* DATASET *
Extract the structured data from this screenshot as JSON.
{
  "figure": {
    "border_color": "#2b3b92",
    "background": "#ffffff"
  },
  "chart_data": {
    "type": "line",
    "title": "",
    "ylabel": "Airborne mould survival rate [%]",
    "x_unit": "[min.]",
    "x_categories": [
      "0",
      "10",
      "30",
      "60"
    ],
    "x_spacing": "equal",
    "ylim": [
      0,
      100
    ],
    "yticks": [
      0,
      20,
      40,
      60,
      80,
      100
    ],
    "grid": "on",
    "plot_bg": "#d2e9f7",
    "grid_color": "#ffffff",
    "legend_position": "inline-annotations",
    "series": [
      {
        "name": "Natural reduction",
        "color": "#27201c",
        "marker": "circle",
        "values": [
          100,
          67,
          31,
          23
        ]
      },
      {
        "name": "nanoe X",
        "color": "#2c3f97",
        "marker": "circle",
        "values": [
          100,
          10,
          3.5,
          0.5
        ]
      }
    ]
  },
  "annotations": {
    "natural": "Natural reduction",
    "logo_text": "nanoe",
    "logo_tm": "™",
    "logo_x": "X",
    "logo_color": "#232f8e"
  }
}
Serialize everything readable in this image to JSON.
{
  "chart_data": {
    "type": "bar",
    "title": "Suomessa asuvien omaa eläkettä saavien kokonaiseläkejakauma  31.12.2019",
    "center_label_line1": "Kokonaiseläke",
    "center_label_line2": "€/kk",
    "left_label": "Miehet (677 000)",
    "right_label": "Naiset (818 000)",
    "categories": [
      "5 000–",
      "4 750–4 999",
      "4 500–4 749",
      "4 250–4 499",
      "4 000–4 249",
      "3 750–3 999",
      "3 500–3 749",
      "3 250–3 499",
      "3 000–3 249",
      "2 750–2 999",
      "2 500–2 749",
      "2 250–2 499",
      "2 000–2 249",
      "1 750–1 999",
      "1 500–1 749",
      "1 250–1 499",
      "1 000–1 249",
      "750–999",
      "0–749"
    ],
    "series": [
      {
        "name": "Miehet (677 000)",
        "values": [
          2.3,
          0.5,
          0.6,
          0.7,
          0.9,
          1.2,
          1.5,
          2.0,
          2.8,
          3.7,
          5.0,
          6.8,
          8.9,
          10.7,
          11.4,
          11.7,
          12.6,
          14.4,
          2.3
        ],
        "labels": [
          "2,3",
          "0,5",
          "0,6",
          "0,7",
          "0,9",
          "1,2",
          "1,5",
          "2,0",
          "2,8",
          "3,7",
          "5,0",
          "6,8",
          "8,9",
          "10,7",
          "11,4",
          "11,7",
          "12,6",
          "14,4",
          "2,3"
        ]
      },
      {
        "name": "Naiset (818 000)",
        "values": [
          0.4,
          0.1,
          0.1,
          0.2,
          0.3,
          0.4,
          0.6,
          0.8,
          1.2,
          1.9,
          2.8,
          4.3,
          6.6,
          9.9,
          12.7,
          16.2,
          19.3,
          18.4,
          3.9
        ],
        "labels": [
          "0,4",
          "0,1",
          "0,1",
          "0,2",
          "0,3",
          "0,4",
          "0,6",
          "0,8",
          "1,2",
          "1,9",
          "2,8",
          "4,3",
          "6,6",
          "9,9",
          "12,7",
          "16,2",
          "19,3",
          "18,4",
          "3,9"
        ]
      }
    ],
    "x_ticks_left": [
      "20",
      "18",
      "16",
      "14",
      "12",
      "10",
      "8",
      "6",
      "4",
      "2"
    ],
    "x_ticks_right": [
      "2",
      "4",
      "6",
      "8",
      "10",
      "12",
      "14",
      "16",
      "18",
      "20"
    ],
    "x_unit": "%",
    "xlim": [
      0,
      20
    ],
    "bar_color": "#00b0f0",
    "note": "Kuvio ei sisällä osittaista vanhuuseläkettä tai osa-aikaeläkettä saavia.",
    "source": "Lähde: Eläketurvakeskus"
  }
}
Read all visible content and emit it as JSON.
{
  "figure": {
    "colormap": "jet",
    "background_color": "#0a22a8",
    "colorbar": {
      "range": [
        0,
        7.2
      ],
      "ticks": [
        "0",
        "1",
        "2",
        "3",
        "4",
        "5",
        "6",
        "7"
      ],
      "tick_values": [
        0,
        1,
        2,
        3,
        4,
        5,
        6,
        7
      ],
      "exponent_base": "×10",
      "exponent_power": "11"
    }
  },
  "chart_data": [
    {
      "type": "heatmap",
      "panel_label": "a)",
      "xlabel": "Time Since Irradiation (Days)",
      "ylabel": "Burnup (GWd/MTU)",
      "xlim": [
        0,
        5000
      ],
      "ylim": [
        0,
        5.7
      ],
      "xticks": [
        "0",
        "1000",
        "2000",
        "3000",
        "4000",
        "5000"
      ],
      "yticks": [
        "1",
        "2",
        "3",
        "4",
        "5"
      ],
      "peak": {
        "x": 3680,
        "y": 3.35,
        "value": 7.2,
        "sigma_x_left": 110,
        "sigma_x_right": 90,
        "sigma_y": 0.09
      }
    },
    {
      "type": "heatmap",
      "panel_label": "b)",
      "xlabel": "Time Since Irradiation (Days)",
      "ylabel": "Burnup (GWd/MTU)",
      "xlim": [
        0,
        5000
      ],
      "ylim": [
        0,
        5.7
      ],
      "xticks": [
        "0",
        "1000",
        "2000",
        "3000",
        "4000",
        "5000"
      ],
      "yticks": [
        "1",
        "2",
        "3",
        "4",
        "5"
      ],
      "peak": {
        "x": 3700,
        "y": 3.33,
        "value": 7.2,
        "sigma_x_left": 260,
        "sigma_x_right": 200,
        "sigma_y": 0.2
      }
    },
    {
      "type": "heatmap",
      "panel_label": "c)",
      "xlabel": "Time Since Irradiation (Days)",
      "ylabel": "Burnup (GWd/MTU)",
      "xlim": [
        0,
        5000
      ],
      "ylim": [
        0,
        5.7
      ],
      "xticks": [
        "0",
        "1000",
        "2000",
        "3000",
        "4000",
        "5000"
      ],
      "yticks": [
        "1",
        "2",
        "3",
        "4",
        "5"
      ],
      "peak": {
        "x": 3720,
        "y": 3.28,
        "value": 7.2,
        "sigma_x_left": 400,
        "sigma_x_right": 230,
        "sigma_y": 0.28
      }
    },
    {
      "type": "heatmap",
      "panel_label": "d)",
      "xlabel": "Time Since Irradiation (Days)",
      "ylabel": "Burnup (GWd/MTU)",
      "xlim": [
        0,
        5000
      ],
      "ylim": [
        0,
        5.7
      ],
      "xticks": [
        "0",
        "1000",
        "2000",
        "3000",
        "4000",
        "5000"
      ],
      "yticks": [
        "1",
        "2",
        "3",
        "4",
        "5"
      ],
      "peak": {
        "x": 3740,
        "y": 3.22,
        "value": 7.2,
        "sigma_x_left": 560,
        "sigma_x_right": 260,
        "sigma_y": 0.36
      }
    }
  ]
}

* PROBLEM TO WORK ON *
Each record above should be output again exactly.

* EXERCISE SOLUTION *
Extract the structured data from this screenshot as JSON.
{
  "figure": {
    "border_color": "#2b3b92",
    "background": "#ffffff"
  },
  "chart_data": {
    "type": "line",
    "title": "",
    "ylabel": "Airborne mould survival rate [%]",
    "x_unit": "[min.]",
    "x_categories": [
      "0",
      "10",
      "30",
      "60"
    ],
    "x_spacing": "equal",
    "ylim": [
      0,
      100
    ],
    "yticks": [
      0,
      20,
      40,
      60,
      80,
      100
    ],
    "grid": "on",
    "plot_bg": "#d2e9f7",
    "grid_color": "#ffffff",
    "legend_position": "inline-annotations",
    "series": [
      {
        "name": "Natural reduction",
        "color": "#27201c",
        "marker": "circle",
        "values": [
          100,
          67,
          31,
          23
        ]
      },
      {
        "name": "nanoe X",
        "color": "#2c3f97",
        "marker": "circle",
        "values": [
          100,
          10,
          3.5,
          0.5
        ]
      }
    ]
  },
  "annotations": {
    "natural": "Natural reduction",
    "logo_text": "nanoe",
    "logo_tm": "™",
    "logo_x": "X",
    "logo_color": "#232f8e"
  }
}
Serialize everything readable in this image to JSON.
{
  "chart_data": {
    "type": "bar",
    "title": "Suomessa asuvien omaa eläkettä saavien kokonaiseläkejakauma  31.12.2019",
    "center_label_line1": "Kokonaiseläke",
    "center_label_line2": "€/kk",
    "left_label": "Miehet (677 000)",
    "right_label": "Naiset (818 000)",
    "categories": [
      "5 000–",
      "4 750–4 999",
      "4 500–4 749",
      "4 250–4 499",
      "4 000–4 249",
      "3 750–3 999",
      "3 500–3 749",
      "3 250–3 499",
      "3 000–3 249",
      "2 750–2 999",
      "2 500–2 749",
      "2 250–2 499",
      "2 000–2 249",
      "1 750–1 999",
      "1 500–1 749",
      "1 250–1 499",
      "1 000–1 249",
      "750–999",
      "0–749"
    ],
    "series": [
      {
        "name": "Miehet (677 000)",
        "values": [
          2.3,
          0.5,
          0.6,
          0.7,
          0.9,
          1.2,
          1.5,
          2.0,
          2.8,
          3.7,
          5.0,
          6.8,
          8.9,
          10.7,
          11.4,
          11.7,
          12.6,
          14.4,
          2.3
        ],
        "labels": [
          "2,3",
          "0,5",
          "0,6",
          "0,7",
          "0,9",
          "1,2",
          "1,5",
          "2,0",
          "2,8",
          "3,7",
          "5,0",
          "6,8",
          "8,9",
          "10,7",
          "11,4",
          "11,7",
          "12,6",
          "14,4",
          "2,3"
        ]
      },
      {
        "name": "Naiset (818 000)",
        "values": [
          0.4,
          0.1,
          0.1,
          0.2,
          0.3,
          0.4,
          0.6,
          0.8,
          1.2,
          1.9,
          2.8,
          4.3,
          6.6,
          9.9,
          12.7,
          16.2,
          19.3,
          18.4,
          3.9
        ],
        "labels": [
          "0,4",
          "0,1",
          "0,1",
          "0,2",
          "0,3",
          "0,4",
          "0,6",
          "0,8",
          "1,2",
          "1,9",
          "2,8",
          "4,3",
          "6,6",
          "9,9",
          "12,7",
          "16,2",
          "19,3",
          "18,4",
          "3,9"
        ]
      }
    ],
    "x_ticks_left": [
      "20",
      "18",
      "16",
      "14",
      "12",
      "10",
      "8",
      "6",
      "4",
      "2"
    ],
    "x_ticks_right": [
      "2",
      "4",
      "6",
      "8",
      "10",
      "12",
      "14",
      "16",
      "18",
      "20"
    ],
    "x_unit": "%",
    "xlim": [
      0,
      20
    ],
    "bar_color": "#00b0f0",
    "note": "Kuvio ei sisällä osittaista vanhuuseläkettä tai osa-aikaeläkettä saavia.",
    "source": "Lähde: Eläketurvakeskus"
  }
}
Read all visible content and emit it as JSON.
{
  "figure": {
    "colormap": "jet",
    "background_color": "#0a22a8",
    "colorbar": {
      "range": [
        0,
        7.2
      ],
      "ticks": [
        "0",
        "1",
        "2",
        "3",
        "4",
        "5",
        "6",
        "7"
      ],
      "tick_values": [
        0,
        1,
        2,
        3,
        4,
        5,
        6,
        7
      ],
      "exponent_base": "×10",
      "exponent_power": "11"
    }
  },
  "chart_data": [
    {
      "type": "heatmap",
      "panel_label": "a)",
      "xlabel": "Time Since Irradiation (Days)",
      "ylabel": "Burnup (GWd/MTU)",
      "xlim": [
        0,
        5000
      ],
      "ylim": [
        0,
        5.7
      ],
      "xticks": [
        "0",
        "1000",
        "2000",
        "3000",
        "4000",
        "5000"
      ],
      "yticks": [
        "1",
        "2",
        "3",
        "4",
        "5"
      ],
      "peak": {
        "x": 3680,
        "y": 3.35,
        "value": 7.2,
        "sigma_x_left": 110,
        "sigma_x_right": 90,
        "sigma_y": 0.09
      }
    },
    {
      "type": "heatmap",
      "panel_label": "b)",
      "xlabel": "Time Since Irradiation (Days)",
      "ylabel": "Burnup (GWd/MTU)",
      "xlim": [
        0,
        5000
      ],
      "ylim": [
        0,
        5.7
      ],
      "xticks": [
        "0",
        "1000",
        "2000",
        "3000",
        "4000",
        "5000"
      ],
      "yticks": [
        "1",
        "2",
        "3",
        "4",
        "5"
      ],
      "peak": {
        "x": 3700,
        "y": 3.33,
        "value": 7.2,
        "sigma_x_left": 260,
        "sigma_x_right": 200,
        "sigma_y": 0.2
      }
    },
    {
      "type": "heatmap",
      "panel_label": "c)",
      "xlabel": "Time Since Irradiation (Days)",
      "ylabel": "Burnup (GWd/MTU)",
      "xlim": [
        0,
        5000
      ],
      "ylim": [
        0,
        5.7
      ],
      "xticks": [
        "0",
        "1000",
        "2000",
        "3000",
        "4000",
        "5000"
      ],
      "yticks": [
        "1",
        "2",
        "3",
        "4",
        "5"
      ],
      "peak": {
        "x": 3720,
        "y": 3.28,
        "value": 7.2,
        "sigma_x_left": 400,
        "sigma_x_right": 230,
        "sigma_y": 0.28
      }
    },
    {
      "type": "heatmap",
      "panel_label": "d)",
      "xlabel": "Time Since Irradiation (Days)",
      "ylabel": "Burnup (GWd/MTU)",
      "xlim": [
        0,
        5000
      ],
      "ylim": [
        0,
        5.7
      ],
      "xticks": [
        "0",
        "1000",
        "2000",
        "3000",
        "4000",
        "5000"
      ],
      "yticks": [
        "1",
        "2",
        "3",
        "4",
        "5"
      ],
      "peak": {
        "x": 3740,
        "y": 3.22,
        "value": 7.2,
        "sigma_x_left": 560,
        "sigma_x_right": 260,
        "sigma_y": 0.36
      }
    }
  ]
}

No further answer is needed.